Extract provided:
When we talk about the Liskov Substitution Principle, we’re basically saying that if a child class inherits from a parent class, it should be able to replace the parent without breaking anything. That is, any instance of a subclass should behave like its base class without altering the logic of the program. It sounds obvious, but in practice, many systems break because subclasses start doing weird or unexpected things.

Let’s say we’re building a REST API for a platform with different user types: User, Admin, Editor, etc. We create a base class User with a method view_dashboard(), and then extend that class for admins or editors. So far, so good. But if suddenly a subclass like GuestUser throws an exception when someone calls view_dashboard(), then we’re violating the Liskov principle.

Here’s an example in Python to make it clearer:

class User:
    def view_dashboard(self):
        return "Showing dashboard"

class GuestUser(User):
    def view_dashboard(self):
        raise PermissionError("Guest users can't view the dashboard")

Here, GuestUser inherits from User, but breaks the expected behavior: when calling view_dashboard() on a User, you expect it to always work—not to blow up with a PermissionError. That’s a clear violation of LSP. A better solution would be not to inherit from User if the expected behavior doesn’t apply.

We can fix this using composition or separating responsibilities with clearer interfaces:

class User:
    def can_view_dashboard(self):
        return True

    def view_dashboard(self):
        if self.can_view_dashboard():
            return "Showing dashboard"
        raise PermissionError("You don't have permission to view this")

Exercise objective: Say whether each statement agrees with the text on the Liskov Substitution Principle, answering yes or no and quoting the deciding words. (a) In the first Python example, GuestUser raises a PermissionError when view_dashboard() is called. (b) The text recommends that GuestUser keep inheriting from User even when the expected behavior doesn't apply. (c) In the second example, can_view_dashboard() in the User class returns False. The data plays no part in this exercise.

Dataset:

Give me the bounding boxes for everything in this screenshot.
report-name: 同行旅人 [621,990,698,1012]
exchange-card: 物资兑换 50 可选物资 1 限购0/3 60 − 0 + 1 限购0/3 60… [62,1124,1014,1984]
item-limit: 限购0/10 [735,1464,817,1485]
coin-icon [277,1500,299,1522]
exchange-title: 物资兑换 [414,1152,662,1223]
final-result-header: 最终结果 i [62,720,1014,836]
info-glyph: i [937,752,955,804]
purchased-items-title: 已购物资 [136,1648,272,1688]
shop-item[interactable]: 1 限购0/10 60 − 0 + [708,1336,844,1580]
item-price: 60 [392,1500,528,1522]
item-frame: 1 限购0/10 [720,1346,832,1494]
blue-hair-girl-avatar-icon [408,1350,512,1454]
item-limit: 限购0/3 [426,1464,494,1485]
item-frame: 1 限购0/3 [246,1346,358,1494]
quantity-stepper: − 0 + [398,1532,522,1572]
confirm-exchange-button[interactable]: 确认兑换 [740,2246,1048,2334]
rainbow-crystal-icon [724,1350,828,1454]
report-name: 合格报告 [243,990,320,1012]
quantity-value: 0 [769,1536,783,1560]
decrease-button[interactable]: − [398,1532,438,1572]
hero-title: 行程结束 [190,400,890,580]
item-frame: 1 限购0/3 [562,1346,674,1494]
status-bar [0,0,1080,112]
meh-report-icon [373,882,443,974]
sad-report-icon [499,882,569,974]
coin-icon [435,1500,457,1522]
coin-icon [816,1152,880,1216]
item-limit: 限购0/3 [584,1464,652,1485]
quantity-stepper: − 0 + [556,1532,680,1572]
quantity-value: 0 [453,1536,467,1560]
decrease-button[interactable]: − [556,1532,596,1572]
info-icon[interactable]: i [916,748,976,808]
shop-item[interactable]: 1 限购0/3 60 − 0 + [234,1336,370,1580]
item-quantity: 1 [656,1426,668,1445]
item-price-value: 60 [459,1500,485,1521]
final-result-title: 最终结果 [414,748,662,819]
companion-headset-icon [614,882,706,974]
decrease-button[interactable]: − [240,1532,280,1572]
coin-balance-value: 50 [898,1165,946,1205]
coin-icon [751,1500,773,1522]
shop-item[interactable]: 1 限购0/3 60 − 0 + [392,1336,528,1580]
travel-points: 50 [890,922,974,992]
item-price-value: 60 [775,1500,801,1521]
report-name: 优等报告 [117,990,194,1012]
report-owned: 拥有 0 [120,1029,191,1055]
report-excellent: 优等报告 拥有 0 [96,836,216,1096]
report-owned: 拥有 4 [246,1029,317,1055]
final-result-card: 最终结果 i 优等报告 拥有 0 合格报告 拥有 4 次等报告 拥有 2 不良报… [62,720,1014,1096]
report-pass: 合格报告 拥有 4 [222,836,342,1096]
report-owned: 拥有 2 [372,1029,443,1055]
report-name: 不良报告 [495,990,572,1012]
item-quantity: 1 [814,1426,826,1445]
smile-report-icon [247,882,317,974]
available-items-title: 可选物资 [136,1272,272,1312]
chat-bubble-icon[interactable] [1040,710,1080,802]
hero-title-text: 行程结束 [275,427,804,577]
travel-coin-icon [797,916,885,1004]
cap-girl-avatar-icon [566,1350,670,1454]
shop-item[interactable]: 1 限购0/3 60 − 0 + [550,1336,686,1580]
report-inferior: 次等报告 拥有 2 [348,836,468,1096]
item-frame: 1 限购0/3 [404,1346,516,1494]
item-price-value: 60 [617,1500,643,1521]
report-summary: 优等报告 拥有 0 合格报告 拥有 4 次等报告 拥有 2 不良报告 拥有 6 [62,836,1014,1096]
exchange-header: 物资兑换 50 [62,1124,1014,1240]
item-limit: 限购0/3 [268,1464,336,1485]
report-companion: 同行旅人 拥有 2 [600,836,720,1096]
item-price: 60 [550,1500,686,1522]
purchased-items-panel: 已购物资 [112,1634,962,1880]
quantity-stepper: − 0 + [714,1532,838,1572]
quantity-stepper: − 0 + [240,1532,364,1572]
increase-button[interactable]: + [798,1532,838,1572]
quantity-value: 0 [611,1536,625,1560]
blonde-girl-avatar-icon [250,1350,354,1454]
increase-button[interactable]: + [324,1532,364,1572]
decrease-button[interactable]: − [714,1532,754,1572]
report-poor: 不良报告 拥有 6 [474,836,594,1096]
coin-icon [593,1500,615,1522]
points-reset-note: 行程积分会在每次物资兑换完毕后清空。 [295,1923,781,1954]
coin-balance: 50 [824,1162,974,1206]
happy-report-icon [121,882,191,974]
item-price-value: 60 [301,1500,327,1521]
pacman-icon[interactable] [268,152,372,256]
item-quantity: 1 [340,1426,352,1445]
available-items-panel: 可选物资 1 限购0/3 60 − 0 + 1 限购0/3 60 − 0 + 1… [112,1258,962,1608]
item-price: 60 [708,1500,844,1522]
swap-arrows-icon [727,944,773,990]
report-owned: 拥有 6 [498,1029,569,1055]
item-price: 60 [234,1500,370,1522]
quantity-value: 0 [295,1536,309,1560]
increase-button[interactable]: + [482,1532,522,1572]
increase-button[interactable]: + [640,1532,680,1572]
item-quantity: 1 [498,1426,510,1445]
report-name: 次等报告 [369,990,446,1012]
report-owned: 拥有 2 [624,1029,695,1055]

Response to this exercise:
(a) Yes: "raise PermissionError("Guest users can't view the dashboard")"
(b) No: "A better solution would be not to inherit from User if the expected behavior doesn’t apply."
(c) No: "return True"